What the task asks:
Count each line in which the word "millones" appears. Reply with the total and nothing more.

Records to use:
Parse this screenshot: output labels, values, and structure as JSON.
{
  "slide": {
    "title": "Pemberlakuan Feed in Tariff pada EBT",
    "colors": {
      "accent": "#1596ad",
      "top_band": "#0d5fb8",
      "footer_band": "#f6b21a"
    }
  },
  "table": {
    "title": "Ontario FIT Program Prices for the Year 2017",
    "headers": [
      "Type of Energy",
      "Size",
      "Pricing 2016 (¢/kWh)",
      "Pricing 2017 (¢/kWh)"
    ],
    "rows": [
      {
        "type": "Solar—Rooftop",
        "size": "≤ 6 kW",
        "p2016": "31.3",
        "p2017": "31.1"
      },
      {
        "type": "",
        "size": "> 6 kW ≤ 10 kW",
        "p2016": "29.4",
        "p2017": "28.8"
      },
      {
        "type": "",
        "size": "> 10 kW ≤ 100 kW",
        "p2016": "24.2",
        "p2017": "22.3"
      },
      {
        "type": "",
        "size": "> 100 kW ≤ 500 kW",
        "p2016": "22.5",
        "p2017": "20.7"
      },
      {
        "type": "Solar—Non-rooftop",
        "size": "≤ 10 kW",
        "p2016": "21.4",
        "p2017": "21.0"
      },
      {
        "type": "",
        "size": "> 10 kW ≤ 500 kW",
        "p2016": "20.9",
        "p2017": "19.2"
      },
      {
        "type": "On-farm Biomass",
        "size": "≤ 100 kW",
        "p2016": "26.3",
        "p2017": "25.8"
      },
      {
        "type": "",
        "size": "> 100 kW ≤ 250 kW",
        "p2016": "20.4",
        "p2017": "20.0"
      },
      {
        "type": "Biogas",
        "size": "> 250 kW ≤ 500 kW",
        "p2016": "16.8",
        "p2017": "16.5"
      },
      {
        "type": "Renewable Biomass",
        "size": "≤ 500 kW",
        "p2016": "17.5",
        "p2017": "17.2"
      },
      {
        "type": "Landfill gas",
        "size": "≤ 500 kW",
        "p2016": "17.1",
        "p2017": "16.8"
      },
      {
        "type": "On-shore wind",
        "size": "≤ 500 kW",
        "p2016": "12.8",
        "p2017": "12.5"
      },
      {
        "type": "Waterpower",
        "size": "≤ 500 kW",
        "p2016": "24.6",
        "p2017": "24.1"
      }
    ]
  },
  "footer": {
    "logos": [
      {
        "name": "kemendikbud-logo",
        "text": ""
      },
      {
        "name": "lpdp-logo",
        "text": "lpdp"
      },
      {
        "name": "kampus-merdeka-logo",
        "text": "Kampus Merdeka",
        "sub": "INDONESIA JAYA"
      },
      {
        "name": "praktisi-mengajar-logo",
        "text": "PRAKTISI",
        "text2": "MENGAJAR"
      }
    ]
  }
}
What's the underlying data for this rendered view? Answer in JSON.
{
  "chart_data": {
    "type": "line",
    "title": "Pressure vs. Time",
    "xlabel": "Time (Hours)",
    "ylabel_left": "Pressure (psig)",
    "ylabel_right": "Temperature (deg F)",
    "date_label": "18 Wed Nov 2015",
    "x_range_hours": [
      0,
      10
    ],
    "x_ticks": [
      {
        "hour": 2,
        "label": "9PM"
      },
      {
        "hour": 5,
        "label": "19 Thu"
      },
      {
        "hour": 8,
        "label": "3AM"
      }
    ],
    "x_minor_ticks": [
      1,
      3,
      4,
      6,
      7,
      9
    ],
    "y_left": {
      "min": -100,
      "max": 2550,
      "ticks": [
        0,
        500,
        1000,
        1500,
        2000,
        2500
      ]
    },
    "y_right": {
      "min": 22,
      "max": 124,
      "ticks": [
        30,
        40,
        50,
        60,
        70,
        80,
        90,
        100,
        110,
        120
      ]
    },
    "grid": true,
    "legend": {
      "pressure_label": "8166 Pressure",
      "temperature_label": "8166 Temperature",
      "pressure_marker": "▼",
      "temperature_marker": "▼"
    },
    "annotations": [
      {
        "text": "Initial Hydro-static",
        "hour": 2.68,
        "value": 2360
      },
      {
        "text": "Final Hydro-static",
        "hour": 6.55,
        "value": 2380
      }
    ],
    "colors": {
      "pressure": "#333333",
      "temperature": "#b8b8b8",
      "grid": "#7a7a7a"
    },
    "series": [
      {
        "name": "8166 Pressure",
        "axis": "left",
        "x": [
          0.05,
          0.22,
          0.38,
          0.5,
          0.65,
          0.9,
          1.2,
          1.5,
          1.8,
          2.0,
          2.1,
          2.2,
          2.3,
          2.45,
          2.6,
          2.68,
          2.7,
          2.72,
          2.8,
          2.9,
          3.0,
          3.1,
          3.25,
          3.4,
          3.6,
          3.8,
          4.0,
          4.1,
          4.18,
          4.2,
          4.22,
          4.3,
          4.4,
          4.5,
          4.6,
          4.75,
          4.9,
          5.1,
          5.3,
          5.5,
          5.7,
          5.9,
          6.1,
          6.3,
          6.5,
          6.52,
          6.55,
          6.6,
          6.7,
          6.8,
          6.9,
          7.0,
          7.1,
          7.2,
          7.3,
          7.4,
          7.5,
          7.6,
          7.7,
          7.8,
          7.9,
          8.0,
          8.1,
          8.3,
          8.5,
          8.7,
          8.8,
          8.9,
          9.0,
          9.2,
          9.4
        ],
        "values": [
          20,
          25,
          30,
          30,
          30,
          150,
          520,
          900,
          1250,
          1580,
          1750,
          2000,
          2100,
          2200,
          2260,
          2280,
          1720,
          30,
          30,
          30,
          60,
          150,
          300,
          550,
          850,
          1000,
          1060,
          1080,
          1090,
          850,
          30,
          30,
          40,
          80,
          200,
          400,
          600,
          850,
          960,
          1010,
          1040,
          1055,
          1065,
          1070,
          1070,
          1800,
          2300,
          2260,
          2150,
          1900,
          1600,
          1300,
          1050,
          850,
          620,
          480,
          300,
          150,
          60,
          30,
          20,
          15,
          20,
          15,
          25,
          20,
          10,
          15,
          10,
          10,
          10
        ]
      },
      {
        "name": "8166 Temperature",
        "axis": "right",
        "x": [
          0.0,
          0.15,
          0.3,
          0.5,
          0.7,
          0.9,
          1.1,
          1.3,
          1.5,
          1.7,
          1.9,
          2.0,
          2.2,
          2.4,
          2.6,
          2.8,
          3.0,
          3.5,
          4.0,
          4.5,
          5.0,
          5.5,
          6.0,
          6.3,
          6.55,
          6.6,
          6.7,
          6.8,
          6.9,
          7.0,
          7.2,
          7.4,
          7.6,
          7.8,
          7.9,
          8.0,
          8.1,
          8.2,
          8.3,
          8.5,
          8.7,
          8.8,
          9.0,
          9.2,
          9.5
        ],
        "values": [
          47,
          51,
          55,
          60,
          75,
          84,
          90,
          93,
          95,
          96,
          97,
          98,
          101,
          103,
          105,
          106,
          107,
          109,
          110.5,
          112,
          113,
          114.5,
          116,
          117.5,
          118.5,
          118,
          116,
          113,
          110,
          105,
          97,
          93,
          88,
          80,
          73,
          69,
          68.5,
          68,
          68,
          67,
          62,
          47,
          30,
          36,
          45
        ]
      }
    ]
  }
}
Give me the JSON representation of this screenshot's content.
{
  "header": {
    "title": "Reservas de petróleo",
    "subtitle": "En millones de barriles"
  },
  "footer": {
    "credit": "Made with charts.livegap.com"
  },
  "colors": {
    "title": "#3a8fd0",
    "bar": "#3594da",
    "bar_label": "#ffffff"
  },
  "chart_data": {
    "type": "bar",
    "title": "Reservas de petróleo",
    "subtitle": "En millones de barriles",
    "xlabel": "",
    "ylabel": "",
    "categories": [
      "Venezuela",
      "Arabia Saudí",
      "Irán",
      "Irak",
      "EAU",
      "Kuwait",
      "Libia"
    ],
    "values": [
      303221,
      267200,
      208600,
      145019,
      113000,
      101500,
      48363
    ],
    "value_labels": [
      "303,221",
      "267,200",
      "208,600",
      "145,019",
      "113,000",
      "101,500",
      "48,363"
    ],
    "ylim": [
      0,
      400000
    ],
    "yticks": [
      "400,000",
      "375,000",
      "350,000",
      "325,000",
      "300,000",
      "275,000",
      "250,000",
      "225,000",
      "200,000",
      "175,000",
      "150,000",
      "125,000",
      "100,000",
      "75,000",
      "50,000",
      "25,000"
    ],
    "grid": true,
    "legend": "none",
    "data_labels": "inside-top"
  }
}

Response below:
2